EXERCISE DESCRIPTION:
Determine how many lines contain the string "Photometric" and reply with that number alone.

Dataset listings of figures:
━━━
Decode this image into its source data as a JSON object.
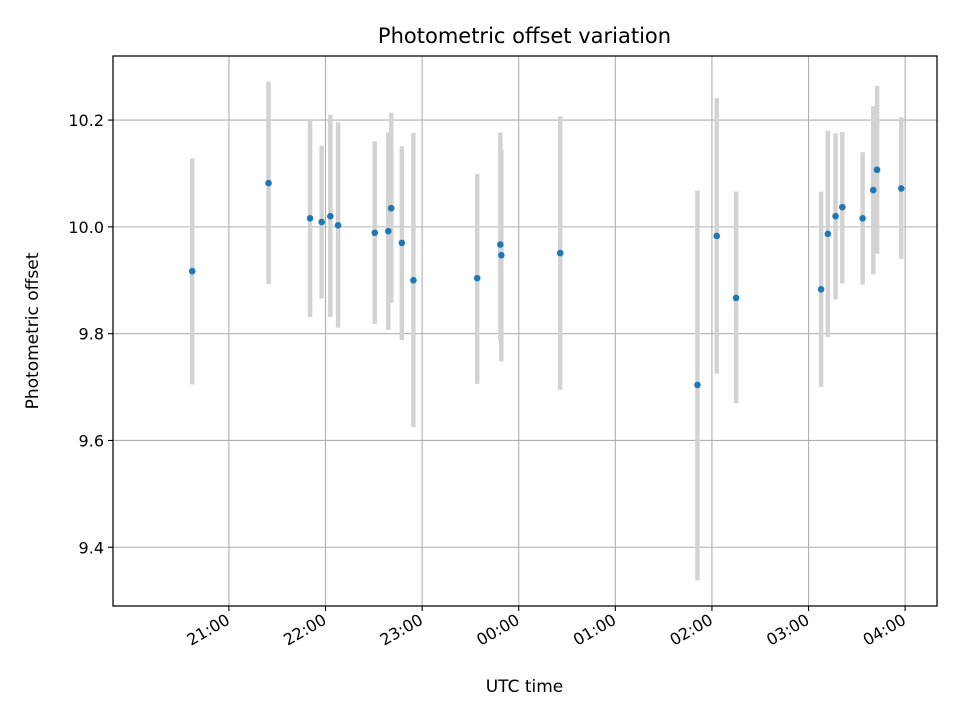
{
  "chart_data": {
    "type": "scatter",
    "title": "Photometric offset variation",
    "xlabel": "UTC time",
    "ylabel": "Photometric offset",
    "x_unit": "UTC time (hours, relative to 00:00; negative = previous evening)",
    "xlim": [
      -4.2,
      4.33
    ],
    "ylim": [
      9.29,
      10.32
    ],
    "grid": true,
    "legend": "none",
    "colors": {
      "point": "#1f77b4",
      "errorbar": "#d3d3d3",
      "grid": "#b0b0b0"
    },
    "x_ticks": [
      {
        "value": -3,
        "label": "21:00"
      },
      {
        "value": -2,
        "label": "22:00"
      },
      {
        "value": -1,
        "label": "23:00"
      },
      {
        "value": 0,
        "label": "00:00"
      },
      {
        "value": 1,
        "label": "01:00"
      },
      {
        "value": 2,
        "label": "02:00"
      },
      {
        "value": 3,
        "label": "03:00"
      },
      {
        "value": 4,
        "label": "04:00"
      }
    ],
    "y_ticks": [
      {
        "value": 9.4,
        "label": "9.4"
      },
      {
        "value": 9.6,
        "label": "9.6"
      },
      {
        "value": 9.8,
        "label": "9.8"
      },
      {
        "value": 10.0,
        "label": "10.0"
      },
      {
        "value": 10.2,
        "label": "10.2"
      }
    ],
    "points": [
      {
        "x": -3.38,
        "y": 9.917,
        "err_low": 9.705,
        "err_high": 10.128
      },
      {
        "x": -2.59,
        "y": 10.082,
        "err_low": 9.893,
        "err_high": 10.272
      },
      {
        "x": -2.16,
        "y": 10.016,
        "err_low": 9.831,
        "err_high": 10.202
      },
      {
        "x": -2.04,
        "y": 10.009,
        "err_low": 9.866,
        "err_high": 10.152
      },
      {
        "x": -1.95,
        "y": 10.02,
        "err_low": 9.831,
        "err_high": 10.21
      },
      {
        "x": -1.87,
        "y": 10.003,
        "err_low": 9.811,
        "err_high": 10.196
      },
      {
        "x": -1.49,
        "y": 9.989,
        "err_low": 9.818,
        "err_high": 10.16
      },
      {
        "x": -1.35,
        "y": 9.992,
        "err_low": 9.807,
        "err_high": 10.177
      },
      {
        "x": -1.32,
        "y": 10.035,
        "err_low": 9.857,
        "err_high": 10.214
      },
      {
        "x": -1.21,
        "y": 9.97,
        "err_low": 9.788,
        "err_high": 10.151
      },
      {
        "x": -1.09,
        "y": 9.9,
        "err_low": 9.625,
        "err_high": 10.176
      },
      {
        "x": -0.43,
        "y": 9.904,
        "err_low": 9.706,
        "err_high": 10.099
      },
      {
        "x": -0.19,
        "y": 9.967,
        "err_low": 9.787,
        "err_high": 10.177
      },
      {
        "x": -0.18,
        "y": 9.947,
        "err_low": 9.748,
        "err_high": 10.145
      },
      {
        "x": 0.43,
        "y": 9.951,
        "err_low": 9.695,
        "err_high": 10.207
      },
      {
        "x": 1.85,
        "y": 9.704,
        "err_low": 9.338,
        "err_high": 10.068
      },
      {
        "x": 2.05,
        "y": 9.983,
        "err_low": 9.725,
        "err_high": 10.241
      },
      {
        "x": 2.25,
        "y": 9.867,
        "err_low": 9.67,
        "err_high": 10.066
      },
      {
        "x": 3.13,
        "y": 9.883,
        "err_low": 9.7,
        "err_high": 10.066
      },
      {
        "x": 3.2,
        "y": 9.987,
        "err_low": 9.794,
        "err_high": 10.18
      },
      {
        "x": 3.28,
        "y": 10.02,
        "err_low": 9.864,
        "err_high": 10.175
      },
      {
        "x": 3.35,
        "y": 10.037,
        "err_low": 9.894,
        "err_high": 10.178
      },
      {
        "x": 3.56,
        "y": 10.016,
        "err_low": 9.892,
        "err_high": 10.14
      },
      {
        "x": 3.67,
        "y": 10.069,
        "err_low": 9.911,
        "err_high": 10.226
      },
      {
        "x": 3.71,
        "y": 10.107,
        "err_low": 9.95,
        "err_high": 10.264
      },
      {
        "x": 3.96,
        "y": 10.072,
        "err_low": 9.94,
        "err_high": 10.205
      }
    ]
  }
}
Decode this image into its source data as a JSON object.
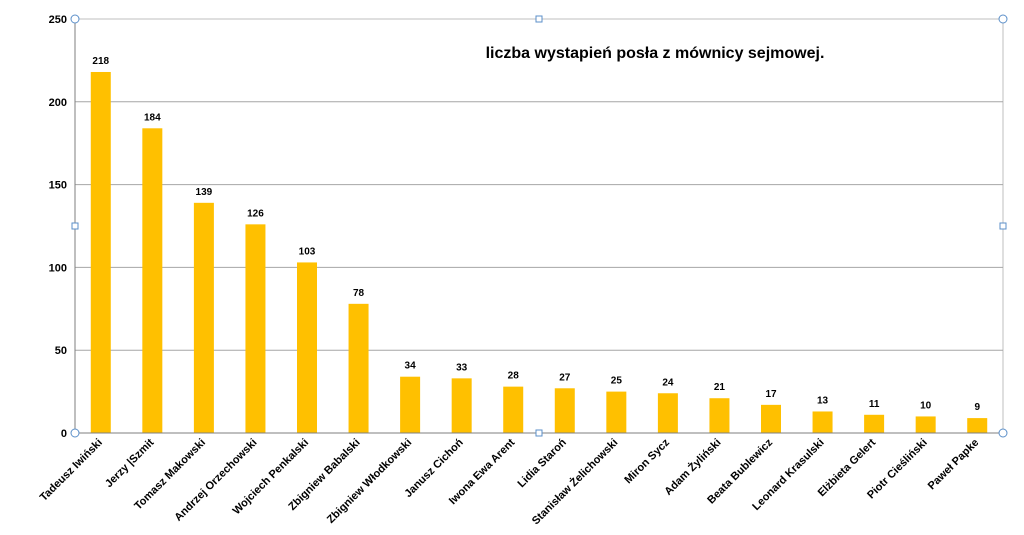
{
  "chart_data": {
    "type": "bar",
    "title": "liczba wystapień posła z mównicy sejmowej.",
    "xlabel": "",
    "ylabel": "",
    "ylim": [
      0,
      250
    ],
    "yticks": [
      0,
      50,
      100,
      150,
      200,
      250
    ],
    "grid": true,
    "legend": "none",
    "bar_color": "#FFC000",
    "categories": [
      "Tadeusz Iwiński",
      "Jerzy |Szmit",
      "Tomasz Makowski",
      "Andrzej Orzechowski",
      "Wojciech Penkalski",
      "Zbigniew Babalski",
      "Zbigniew Włodkowski",
      "Janusz Cichoń",
      "Iwona Ewa Arent",
      "Lidia Staroń",
      "Stanisław Żelichowski",
      "Miron Sycz",
      "Adam Żyliński",
      "Beata Bublewicz",
      "Leonard Krasulski",
      "Elżbieta Gelert",
      "Piotr Cieśliński",
      "Paweł Papke"
    ],
    "values": [
      218,
      184,
      139,
      126,
      103,
      78,
      34,
      33,
      28,
      27,
      25,
      24,
      21,
      17,
      13,
      11,
      10,
      9
    ],
    "data_labels": [
      "218",
      "184",
      "139",
      "126",
      "103",
      "78",
      "34",
      "33",
      "28",
      "27",
      "25",
      "24",
      "21",
      "17",
      "13",
      "11",
      "10",
      "9"
    ]
  }
}
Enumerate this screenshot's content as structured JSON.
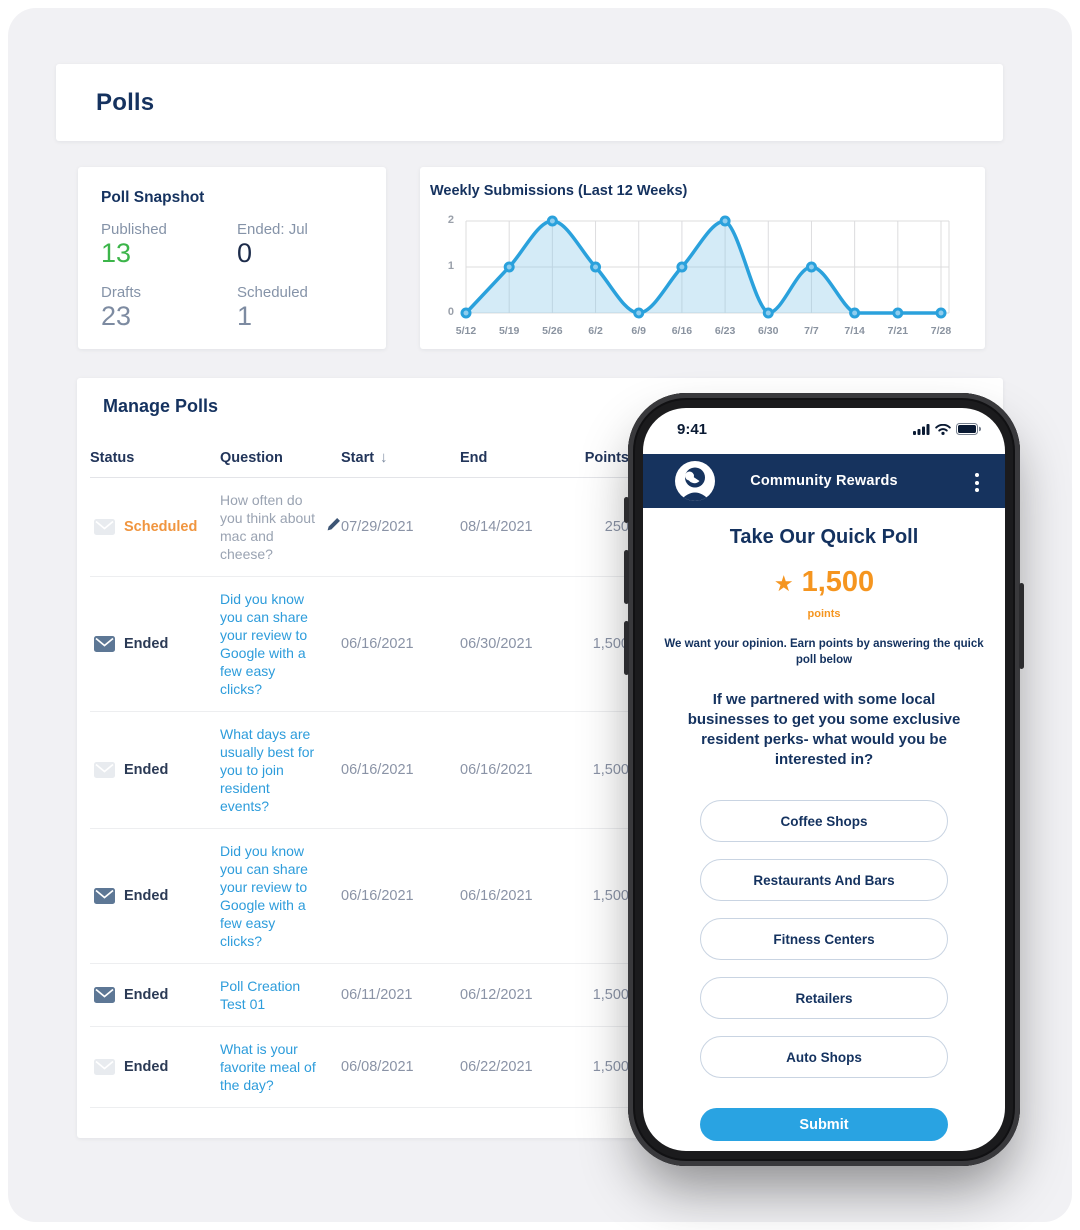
{
  "app": {
    "title": "Polls"
  },
  "snapshot": {
    "title": "Poll Snapshot",
    "stats": [
      {
        "label": "Published",
        "value": "13",
        "color": "#3cb54a"
      },
      {
        "label": "Ended: Jul",
        "value": "0",
        "color": "#1c2b4a"
      },
      {
        "label": "Drafts",
        "value": "23",
        "color": "#7d8ba1"
      },
      {
        "label": "Scheduled",
        "value": "1",
        "color": "#7d8ba1"
      }
    ]
  },
  "chart_data": {
    "type": "line",
    "title": "Weekly Submissions (Last 12 Weeks)",
    "x": [
      "5/12",
      "5/19",
      "5/26",
      "6/2",
      "6/9",
      "6/16",
      "6/23",
      "6/30",
      "7/7",
      "7/14",
      "7/21",
      "7/28"
    ],
    "values": [
      0,
      1,
      2,
      1,
      0,
      1,
      2,
      0,
      1,
      0,
      0,
      0
    ],
    "yticks": [
      0,
      1,
      2
    ],
    "ylim": [
      0,
      2
    ],
    "grid": true,
    "legend": "none",
    "line_color": "#2aa1dc",
    "fill_color": "rgba(141,203,234,0.38)",
    "marker_fill": "#8fcdee",
    "grid_color": "#dcdcde"
  },
  "manage": {
    "title": "Manage Polls",
    "columns": [
      "Status",
      "Question",
      "Start",
      "End",
      "Points"
    ],
    "sort_arrow": "↓",
    "rows": [
      {
        "status": "Scheduled",
        "status_color": "#f0953f",
        "envelope": "light",
        "question": "How often do you think about mac and cheese?",
        "question_color": "#9aa3b2",
        "editable": true,
        "start": "07/29/2021",
        "end": "08/14/2021",
        "points": "250"
      },
      {
        "status": "Ended",
        "status_color": "#2b3a55",
        "envelope": "dark",
        "question": "Did you know you can share your review to Google with a few easy clicks?",
        "question_color": "#2d9cdb",
        "editable": false,
        "start": "06/16/2021",
        "end": "06/30/2021",
        "points": "1,500"
      },
      {
        "status": "Ended",
        "status_color": "#2b3a55",
        "envelope": "light",
        "question": "What days are usually best for you to join resident events?",
        "question_color": "#2d9cdb",
        "editable": false,
        "start": "06/16/2021",
        "end": "06/16/2021",
        "points": "1,500"
      },
      {
        "status": "Ended",
        "status_color": "#2b3a55",
        "envelope": "dark",
        "question": "Did you know you can share your review to Google with a few easy clicks?",
        "question_color": "#2d9cdb",
        "editable": false,
        "start": "06/16/2021",
        "end": "06/16/2021",
        "points": "1,500"
      },
      {
        "status": "Ended",
        "status_color": "#2b3a55",
        "envelope": "dark",
        "question": "Poll Creation Test 01",
        "question_color": "#2d9cdb",
        "editable": false,
        "start": "06/11/2021",
        "end": "06/12/2021",
        "points": "1,500"
      },
      {
        "status": "Ended",
        "status_color": "#2b3a55",
        "envelope": "light",
        "question": "What is your favorite meal of the day?",
        "question_color": "#2d9cdb",
        "editable": false,
        "start": "06/08/2021",
        "end": "06/22/2021",
        "points": "1,500"
      }
    ]
  },
  "phone": {
    "status": {
      "time": "9:41"
    },
    "header": {
      "title": "Community Rewards",
      "bar_color": "#16335e"
    },
    "poll": {
      "title": "Take Our Quick Poll",
      "star": "★",
      "points_value": "1,500",
      "points_label": "points",
      "intro": "We want your opinion. Earn points by answering the quick poll below",
      "question": "If we partnered with some local businesses to get you some exclusive resident perks- what would you be interested in?",
      "options": [
        "Coffee Shops",
        "Restaurants And Bars",
        "Fitness Centers",
        "Retailers",
        "Auto Shops"
      ],
      "submit": "Submit",
      "submit_color": "#29a3e2",
      "accent_orange": "#f5951f"
    }
  }
}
━━━
FULL OUTPUT:
2